• **Exercise details**:
List, from the lines below, each one with "CODESYS" in it.

(Stored entries)

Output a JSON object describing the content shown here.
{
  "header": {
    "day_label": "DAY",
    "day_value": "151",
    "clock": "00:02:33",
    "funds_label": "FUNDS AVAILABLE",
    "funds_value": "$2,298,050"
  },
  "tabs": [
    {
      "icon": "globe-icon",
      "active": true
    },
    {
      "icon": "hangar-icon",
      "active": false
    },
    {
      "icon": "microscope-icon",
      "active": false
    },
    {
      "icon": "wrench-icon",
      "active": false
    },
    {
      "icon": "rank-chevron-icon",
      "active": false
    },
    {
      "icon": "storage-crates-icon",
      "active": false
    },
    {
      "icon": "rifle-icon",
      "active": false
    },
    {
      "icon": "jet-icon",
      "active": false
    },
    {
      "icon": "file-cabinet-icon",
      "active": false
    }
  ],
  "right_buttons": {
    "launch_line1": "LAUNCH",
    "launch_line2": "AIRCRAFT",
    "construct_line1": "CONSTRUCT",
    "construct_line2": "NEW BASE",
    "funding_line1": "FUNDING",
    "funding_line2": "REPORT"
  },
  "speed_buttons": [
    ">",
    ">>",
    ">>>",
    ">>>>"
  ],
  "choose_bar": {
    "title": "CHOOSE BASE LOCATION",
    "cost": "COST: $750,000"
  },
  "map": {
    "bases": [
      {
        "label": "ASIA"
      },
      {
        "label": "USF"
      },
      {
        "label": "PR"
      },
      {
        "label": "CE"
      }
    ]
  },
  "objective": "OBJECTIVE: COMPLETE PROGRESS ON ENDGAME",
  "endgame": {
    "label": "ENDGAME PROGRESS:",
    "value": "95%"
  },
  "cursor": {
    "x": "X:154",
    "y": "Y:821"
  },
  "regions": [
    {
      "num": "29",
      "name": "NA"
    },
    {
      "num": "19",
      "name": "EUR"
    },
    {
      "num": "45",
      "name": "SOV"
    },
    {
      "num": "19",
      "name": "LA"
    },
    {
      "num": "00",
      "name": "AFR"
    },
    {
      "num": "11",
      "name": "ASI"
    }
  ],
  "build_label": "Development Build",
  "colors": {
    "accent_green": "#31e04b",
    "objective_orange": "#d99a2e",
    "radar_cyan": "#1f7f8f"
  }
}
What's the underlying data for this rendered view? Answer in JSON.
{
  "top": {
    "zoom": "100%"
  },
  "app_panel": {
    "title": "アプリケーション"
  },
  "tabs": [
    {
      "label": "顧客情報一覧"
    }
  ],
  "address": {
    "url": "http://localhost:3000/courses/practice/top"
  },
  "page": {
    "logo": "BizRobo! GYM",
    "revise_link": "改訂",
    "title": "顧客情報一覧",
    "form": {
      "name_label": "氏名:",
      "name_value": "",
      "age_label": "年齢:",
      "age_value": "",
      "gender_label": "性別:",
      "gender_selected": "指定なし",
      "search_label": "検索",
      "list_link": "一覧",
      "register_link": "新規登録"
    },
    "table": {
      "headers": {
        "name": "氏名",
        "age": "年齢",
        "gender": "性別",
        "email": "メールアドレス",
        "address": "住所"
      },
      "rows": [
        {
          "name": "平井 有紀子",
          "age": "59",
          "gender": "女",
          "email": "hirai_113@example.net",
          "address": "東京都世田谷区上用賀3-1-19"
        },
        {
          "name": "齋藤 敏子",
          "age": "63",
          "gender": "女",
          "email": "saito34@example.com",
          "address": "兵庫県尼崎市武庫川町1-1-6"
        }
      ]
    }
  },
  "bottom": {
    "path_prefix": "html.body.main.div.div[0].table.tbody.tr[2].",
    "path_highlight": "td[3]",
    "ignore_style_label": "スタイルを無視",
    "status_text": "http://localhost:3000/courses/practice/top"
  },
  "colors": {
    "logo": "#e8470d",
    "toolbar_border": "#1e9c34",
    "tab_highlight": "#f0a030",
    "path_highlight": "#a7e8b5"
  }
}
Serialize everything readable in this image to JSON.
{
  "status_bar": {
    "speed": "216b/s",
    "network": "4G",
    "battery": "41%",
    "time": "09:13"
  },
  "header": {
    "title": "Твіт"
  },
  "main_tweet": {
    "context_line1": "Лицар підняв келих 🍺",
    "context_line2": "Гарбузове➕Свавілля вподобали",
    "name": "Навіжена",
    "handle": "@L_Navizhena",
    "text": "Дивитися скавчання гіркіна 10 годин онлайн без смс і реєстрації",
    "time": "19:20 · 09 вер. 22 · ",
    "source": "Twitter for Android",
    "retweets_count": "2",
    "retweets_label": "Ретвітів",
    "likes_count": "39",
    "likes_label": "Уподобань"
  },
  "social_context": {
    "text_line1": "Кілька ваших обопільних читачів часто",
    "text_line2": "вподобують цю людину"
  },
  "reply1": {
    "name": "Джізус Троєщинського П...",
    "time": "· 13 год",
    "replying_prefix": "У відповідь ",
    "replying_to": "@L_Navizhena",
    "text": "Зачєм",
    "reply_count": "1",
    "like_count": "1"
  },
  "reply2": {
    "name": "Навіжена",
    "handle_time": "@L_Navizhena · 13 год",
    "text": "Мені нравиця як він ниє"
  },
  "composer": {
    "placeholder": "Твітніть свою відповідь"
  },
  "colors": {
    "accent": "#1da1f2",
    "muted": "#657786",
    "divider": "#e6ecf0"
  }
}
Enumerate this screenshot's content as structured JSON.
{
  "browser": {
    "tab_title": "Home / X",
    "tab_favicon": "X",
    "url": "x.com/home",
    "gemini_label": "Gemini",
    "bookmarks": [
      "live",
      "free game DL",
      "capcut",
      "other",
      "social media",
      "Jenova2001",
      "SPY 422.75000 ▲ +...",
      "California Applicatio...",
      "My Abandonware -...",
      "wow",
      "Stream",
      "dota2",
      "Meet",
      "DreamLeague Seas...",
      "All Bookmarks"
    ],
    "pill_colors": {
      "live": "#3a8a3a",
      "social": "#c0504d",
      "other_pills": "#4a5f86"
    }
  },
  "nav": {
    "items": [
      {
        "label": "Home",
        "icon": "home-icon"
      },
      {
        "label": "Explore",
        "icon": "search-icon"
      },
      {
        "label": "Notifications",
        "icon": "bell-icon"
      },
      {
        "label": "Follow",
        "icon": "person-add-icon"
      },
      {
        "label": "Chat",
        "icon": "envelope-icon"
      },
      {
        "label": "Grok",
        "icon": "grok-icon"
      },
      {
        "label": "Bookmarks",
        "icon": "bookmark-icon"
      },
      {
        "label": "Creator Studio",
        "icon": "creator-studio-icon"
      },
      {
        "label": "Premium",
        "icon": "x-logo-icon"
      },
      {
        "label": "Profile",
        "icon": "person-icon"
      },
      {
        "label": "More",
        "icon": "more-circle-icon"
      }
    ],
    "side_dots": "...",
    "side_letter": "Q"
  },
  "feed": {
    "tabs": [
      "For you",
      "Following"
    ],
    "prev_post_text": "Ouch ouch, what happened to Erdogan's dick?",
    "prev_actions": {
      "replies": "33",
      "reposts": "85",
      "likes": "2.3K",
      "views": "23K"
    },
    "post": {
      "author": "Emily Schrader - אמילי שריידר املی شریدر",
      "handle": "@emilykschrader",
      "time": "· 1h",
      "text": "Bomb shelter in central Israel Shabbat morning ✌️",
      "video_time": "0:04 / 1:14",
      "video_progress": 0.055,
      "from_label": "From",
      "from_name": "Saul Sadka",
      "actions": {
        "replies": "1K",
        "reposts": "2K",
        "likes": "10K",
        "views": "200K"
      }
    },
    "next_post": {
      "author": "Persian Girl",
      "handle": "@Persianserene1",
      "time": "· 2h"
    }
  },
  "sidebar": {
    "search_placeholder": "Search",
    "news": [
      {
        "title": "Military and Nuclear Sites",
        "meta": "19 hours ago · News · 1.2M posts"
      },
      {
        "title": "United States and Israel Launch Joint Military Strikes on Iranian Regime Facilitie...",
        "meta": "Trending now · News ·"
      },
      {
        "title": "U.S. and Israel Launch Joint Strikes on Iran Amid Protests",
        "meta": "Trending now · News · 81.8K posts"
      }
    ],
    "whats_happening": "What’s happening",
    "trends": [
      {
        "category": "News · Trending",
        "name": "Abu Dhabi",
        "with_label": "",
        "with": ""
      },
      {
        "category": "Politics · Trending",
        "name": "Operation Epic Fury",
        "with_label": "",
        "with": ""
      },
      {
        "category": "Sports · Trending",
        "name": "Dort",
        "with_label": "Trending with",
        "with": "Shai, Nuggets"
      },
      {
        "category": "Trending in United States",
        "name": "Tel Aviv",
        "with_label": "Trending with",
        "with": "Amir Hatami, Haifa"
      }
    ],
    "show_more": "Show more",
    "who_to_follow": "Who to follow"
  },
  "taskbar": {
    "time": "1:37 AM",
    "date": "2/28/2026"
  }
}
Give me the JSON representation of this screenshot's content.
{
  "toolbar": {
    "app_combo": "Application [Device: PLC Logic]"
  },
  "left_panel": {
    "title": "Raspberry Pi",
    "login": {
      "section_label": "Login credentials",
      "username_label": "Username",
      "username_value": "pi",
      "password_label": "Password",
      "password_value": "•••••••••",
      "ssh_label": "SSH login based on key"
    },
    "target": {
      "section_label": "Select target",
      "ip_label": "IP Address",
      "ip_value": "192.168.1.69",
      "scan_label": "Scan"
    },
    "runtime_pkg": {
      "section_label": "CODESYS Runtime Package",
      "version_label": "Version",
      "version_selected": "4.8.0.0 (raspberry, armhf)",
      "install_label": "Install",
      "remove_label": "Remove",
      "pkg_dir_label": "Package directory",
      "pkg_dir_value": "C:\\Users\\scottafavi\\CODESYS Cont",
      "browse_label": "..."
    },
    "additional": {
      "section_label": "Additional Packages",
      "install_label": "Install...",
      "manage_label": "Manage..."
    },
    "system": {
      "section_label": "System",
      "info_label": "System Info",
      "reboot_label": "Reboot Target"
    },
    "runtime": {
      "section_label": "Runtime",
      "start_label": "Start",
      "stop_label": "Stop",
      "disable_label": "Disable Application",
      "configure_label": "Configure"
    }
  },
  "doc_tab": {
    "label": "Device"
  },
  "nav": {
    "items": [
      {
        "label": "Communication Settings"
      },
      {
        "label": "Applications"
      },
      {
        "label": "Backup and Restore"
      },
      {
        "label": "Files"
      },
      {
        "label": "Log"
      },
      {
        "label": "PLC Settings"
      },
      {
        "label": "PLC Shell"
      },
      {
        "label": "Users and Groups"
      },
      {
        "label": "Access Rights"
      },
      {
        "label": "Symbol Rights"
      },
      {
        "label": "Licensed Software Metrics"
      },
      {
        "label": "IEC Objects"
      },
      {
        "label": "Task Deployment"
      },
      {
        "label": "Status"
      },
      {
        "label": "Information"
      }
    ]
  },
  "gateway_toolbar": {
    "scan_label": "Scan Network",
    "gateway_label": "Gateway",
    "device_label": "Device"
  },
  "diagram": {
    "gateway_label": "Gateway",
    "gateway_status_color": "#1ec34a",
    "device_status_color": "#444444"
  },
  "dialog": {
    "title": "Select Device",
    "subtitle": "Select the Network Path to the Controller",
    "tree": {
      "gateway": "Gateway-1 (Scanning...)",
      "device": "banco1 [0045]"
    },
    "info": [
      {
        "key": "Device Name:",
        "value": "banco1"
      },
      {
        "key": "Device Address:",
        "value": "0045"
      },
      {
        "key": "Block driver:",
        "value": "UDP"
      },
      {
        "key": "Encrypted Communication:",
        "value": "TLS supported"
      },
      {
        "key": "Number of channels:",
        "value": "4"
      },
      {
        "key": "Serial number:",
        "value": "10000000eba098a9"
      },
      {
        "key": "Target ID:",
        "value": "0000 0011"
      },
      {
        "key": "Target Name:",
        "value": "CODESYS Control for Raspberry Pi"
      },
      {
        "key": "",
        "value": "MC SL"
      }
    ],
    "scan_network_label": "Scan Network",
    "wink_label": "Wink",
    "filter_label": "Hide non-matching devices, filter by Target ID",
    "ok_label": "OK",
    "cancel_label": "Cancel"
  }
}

• **Problem solution**:
      "section_label": "CODESYS Runtime Package",
      "pkg_dir_value": "C:\\Users\\scottafavi\\CODESYS Cont",
        "value": "CODESYS Control for Raspberry Pi"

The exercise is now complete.